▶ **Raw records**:
- - - - - - -

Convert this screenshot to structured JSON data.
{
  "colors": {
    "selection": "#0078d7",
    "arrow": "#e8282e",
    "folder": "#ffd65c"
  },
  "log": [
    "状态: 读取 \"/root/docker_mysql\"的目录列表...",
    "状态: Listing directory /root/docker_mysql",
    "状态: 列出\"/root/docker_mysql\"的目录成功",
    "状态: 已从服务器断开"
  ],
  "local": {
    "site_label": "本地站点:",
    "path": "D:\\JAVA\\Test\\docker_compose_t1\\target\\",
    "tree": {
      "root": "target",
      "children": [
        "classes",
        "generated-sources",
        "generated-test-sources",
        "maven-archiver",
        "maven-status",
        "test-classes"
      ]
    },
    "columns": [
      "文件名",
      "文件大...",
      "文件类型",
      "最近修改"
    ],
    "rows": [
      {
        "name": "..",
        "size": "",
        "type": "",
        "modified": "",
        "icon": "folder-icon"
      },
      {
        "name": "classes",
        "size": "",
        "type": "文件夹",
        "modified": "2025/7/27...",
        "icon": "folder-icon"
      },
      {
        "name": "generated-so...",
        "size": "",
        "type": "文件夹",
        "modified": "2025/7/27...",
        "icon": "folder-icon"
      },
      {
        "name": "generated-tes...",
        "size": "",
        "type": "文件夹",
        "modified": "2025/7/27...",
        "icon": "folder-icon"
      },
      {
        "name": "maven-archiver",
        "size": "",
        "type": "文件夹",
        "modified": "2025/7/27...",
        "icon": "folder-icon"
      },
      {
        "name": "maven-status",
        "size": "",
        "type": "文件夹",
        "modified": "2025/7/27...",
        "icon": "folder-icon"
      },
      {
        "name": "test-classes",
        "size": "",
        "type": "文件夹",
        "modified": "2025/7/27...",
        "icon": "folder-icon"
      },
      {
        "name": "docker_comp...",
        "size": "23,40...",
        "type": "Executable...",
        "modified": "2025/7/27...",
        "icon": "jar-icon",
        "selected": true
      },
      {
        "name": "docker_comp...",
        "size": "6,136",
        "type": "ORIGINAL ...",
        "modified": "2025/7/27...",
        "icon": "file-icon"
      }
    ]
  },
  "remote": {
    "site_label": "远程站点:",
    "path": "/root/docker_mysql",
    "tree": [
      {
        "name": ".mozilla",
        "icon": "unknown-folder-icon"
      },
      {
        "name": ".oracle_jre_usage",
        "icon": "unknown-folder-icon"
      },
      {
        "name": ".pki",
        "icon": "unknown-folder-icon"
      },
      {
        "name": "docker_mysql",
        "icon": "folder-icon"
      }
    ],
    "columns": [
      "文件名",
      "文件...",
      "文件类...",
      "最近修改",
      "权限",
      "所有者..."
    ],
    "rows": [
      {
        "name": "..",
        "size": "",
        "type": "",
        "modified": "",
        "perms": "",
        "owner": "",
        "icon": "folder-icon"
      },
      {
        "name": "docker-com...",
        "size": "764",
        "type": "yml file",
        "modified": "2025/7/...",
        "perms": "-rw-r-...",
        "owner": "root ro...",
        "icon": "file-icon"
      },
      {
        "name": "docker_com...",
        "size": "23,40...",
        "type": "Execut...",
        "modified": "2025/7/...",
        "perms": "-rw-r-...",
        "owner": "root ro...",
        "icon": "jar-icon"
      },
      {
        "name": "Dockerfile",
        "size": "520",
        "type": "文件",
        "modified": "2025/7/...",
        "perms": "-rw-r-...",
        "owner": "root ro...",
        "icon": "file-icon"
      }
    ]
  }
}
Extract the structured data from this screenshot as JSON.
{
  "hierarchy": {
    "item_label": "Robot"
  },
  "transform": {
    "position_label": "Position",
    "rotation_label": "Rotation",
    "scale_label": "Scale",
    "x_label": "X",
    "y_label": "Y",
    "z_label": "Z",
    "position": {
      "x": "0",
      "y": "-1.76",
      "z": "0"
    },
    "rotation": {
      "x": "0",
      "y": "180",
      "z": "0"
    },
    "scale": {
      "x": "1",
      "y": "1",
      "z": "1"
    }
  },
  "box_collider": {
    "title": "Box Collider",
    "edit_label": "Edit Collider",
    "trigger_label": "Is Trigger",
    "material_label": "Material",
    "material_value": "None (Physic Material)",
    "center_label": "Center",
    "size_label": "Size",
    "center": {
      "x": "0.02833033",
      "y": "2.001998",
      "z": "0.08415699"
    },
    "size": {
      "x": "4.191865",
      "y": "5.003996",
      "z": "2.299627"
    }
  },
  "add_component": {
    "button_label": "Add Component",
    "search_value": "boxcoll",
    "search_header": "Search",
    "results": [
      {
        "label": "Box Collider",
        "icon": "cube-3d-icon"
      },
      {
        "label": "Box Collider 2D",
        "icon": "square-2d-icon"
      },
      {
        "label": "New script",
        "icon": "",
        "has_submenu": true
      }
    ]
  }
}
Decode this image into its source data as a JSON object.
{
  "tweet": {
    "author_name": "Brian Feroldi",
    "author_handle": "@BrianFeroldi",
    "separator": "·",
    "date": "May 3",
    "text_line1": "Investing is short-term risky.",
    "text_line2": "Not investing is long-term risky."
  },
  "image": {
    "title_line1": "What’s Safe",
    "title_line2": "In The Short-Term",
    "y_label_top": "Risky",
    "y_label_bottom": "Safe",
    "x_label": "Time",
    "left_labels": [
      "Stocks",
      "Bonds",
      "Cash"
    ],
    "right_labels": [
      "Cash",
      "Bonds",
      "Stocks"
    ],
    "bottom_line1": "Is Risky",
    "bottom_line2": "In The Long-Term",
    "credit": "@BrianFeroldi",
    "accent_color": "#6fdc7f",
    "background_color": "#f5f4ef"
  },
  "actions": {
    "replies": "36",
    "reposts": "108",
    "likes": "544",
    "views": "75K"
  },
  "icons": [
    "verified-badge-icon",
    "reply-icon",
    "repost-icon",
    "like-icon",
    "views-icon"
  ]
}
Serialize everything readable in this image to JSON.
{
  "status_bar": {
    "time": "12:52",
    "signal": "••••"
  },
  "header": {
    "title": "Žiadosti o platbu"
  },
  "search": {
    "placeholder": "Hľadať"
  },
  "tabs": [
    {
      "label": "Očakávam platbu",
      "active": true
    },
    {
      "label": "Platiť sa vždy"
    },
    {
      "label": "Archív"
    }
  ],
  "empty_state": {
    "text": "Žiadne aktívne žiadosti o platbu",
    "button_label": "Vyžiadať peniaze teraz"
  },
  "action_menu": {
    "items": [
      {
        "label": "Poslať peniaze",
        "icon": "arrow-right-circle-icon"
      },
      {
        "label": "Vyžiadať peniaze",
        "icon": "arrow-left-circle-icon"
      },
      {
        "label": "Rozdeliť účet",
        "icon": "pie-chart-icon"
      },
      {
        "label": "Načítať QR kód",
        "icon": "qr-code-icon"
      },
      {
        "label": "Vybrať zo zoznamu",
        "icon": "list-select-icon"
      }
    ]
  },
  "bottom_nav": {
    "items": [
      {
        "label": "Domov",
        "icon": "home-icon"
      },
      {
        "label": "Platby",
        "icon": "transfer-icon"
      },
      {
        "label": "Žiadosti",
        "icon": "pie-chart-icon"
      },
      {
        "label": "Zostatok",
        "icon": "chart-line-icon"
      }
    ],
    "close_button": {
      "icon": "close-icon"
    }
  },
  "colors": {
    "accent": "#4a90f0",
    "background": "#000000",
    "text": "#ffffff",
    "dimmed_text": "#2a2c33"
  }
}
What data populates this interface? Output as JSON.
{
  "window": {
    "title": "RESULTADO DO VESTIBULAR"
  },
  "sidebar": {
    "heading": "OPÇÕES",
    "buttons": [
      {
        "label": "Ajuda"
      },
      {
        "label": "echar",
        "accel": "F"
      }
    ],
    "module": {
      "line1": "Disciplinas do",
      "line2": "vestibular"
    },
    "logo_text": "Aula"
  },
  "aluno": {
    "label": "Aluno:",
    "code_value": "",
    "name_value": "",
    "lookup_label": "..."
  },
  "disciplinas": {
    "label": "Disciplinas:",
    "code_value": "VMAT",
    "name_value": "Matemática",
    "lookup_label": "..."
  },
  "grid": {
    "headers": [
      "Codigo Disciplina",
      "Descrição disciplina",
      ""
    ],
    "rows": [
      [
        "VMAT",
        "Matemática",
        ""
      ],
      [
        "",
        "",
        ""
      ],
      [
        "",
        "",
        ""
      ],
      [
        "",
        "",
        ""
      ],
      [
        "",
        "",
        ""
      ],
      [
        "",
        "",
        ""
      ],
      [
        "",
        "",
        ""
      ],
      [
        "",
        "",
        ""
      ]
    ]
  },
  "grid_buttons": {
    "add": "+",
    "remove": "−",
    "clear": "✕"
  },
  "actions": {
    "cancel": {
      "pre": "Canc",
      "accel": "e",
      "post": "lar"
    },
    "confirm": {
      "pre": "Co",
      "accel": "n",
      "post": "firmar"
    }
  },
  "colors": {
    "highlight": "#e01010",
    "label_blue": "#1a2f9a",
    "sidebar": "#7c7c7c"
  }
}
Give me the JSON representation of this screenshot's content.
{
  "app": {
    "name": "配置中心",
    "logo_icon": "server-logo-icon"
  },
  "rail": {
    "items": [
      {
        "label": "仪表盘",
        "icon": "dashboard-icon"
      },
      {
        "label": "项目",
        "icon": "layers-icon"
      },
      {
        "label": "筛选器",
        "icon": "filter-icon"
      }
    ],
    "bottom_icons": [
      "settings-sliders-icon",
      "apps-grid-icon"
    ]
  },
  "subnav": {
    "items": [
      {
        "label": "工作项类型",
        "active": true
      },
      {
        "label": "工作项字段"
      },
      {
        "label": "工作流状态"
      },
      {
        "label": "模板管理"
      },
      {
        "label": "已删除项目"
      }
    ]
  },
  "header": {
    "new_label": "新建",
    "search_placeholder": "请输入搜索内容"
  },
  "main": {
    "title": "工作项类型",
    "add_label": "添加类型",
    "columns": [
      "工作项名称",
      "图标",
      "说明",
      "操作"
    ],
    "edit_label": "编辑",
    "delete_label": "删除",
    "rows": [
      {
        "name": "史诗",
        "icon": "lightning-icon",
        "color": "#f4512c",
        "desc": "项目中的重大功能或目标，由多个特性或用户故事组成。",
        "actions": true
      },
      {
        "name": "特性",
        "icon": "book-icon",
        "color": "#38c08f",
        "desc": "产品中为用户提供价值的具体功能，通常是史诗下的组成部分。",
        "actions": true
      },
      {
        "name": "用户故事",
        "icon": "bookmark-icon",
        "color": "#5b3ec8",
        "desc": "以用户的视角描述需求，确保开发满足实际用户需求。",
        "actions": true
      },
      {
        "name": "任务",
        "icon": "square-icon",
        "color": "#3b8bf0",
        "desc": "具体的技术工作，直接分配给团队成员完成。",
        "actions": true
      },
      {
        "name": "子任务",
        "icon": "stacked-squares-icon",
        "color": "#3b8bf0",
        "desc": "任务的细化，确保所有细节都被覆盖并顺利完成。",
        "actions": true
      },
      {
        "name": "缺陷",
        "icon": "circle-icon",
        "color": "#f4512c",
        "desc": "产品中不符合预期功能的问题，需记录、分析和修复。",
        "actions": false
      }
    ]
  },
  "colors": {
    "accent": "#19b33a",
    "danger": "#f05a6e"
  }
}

- - - - - - -

▶ **What is being asked**:
Copy every line of the entries above in which "Material" occurs.

▶ **Problem solution**:
    "material_label": "Material",
    "material_value": "None (Physic Material)",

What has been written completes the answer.